### Data shown

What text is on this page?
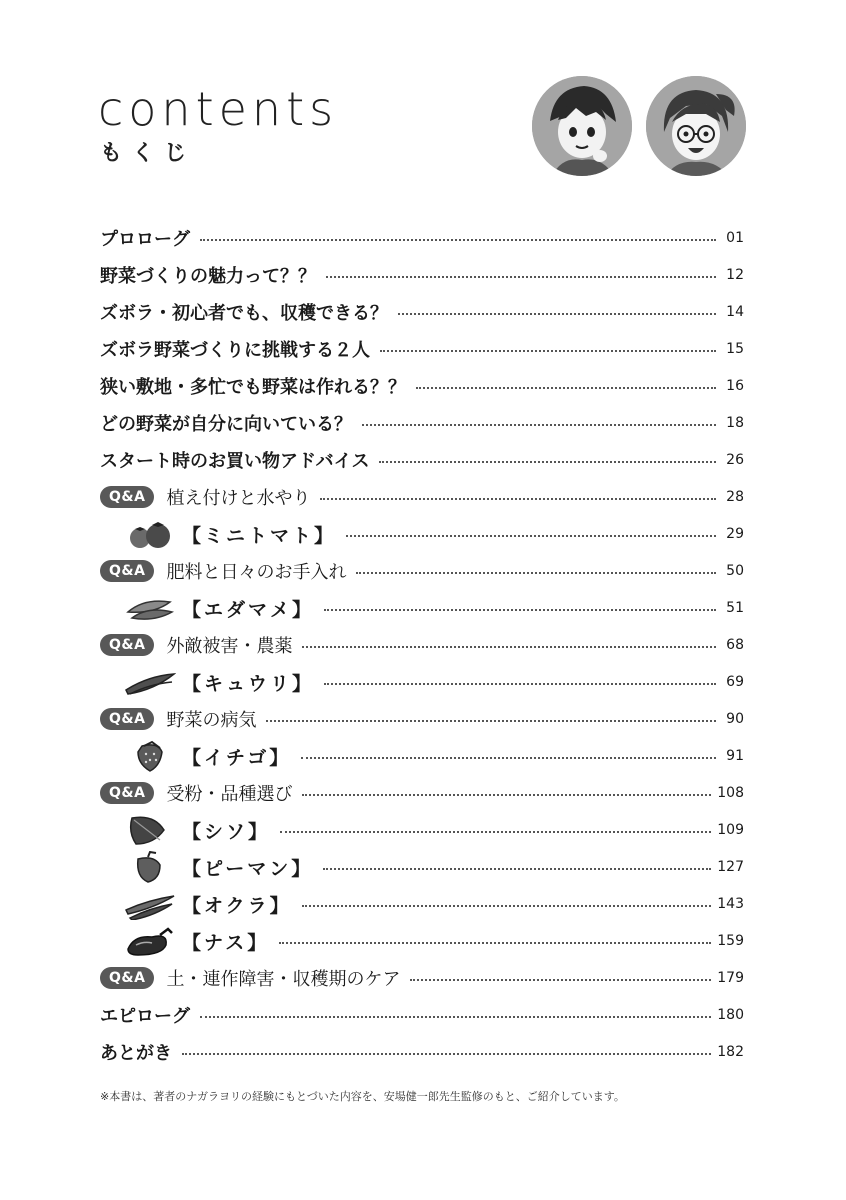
contents
もくじ
プロローグ	01
野菜づくりの魅力って？？	12
ズボラ・初心者でも、収穫できる？	14
ズボラ野菜づくりに挑戦する２人	15
狭い敷地・多忙でも野菜は作れる？？	16
どの野菜が自分に向いている？	18
スタート時のお買い物アドバイス	26
Q&A	植え付けと水やり	28
【ミニトマト】	29
Q&A	肥料と日々のお手入れ	50
【エダマメ】	51
Q&A	外敵被害・農薬	68
【キュウリ】	69
Q&A	野菜の病気	90
【イチゴ】	91
Q&A	受粉・品種選び	108
【シソ】	109
【ピーマン】	127
【オクラ】	143
【ナス】	159
Q&A	土・連作障害・収穫期のケア	179
エピローグ	180
あとがき	182
※本書は、著者のナガラヨリの経験にもとづいた内容を、安場健一郎先生監修のもと、ご紹介しています。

### Exercise description
Write out the whole listing exactly, and drop the pictures.

### Exercise result
What text is on this page?
contents
もくじ
プロローグ	01
野菜づくりの魅力って？？	12
ズボラ・初心者でも、収穫できる？	14
ズボラ野菜づくりに挑戦する２人	15
狭い敷地・多忙でも野菜は作れる？？	16
どの野菜が自分に向いている？	18
スタート時のお買い物アドバイス	26
Q&A	植え付けと水やり	28
【ミニトマト】	29
Q&A	肥料と日々のお手入れ	50
【エダマメ】	51
Q&A	外敵被害・農薬	68
【キュウリ】	69
Q&A	野菜の病気	90
【イチゴ】	91
Q&A	受粉・品種選び	108
【シソ】	109
【ピーマン】	127
【オクラ】	143
【ナス】	159
Q&A	土・連作障害・収穫期のケア	179
エピローグ	180
あとがき	182
※本書は、著者のナガラヨリの経験にもとづいた内容を、安場健一郎先生監修のもと、ご紹介しています。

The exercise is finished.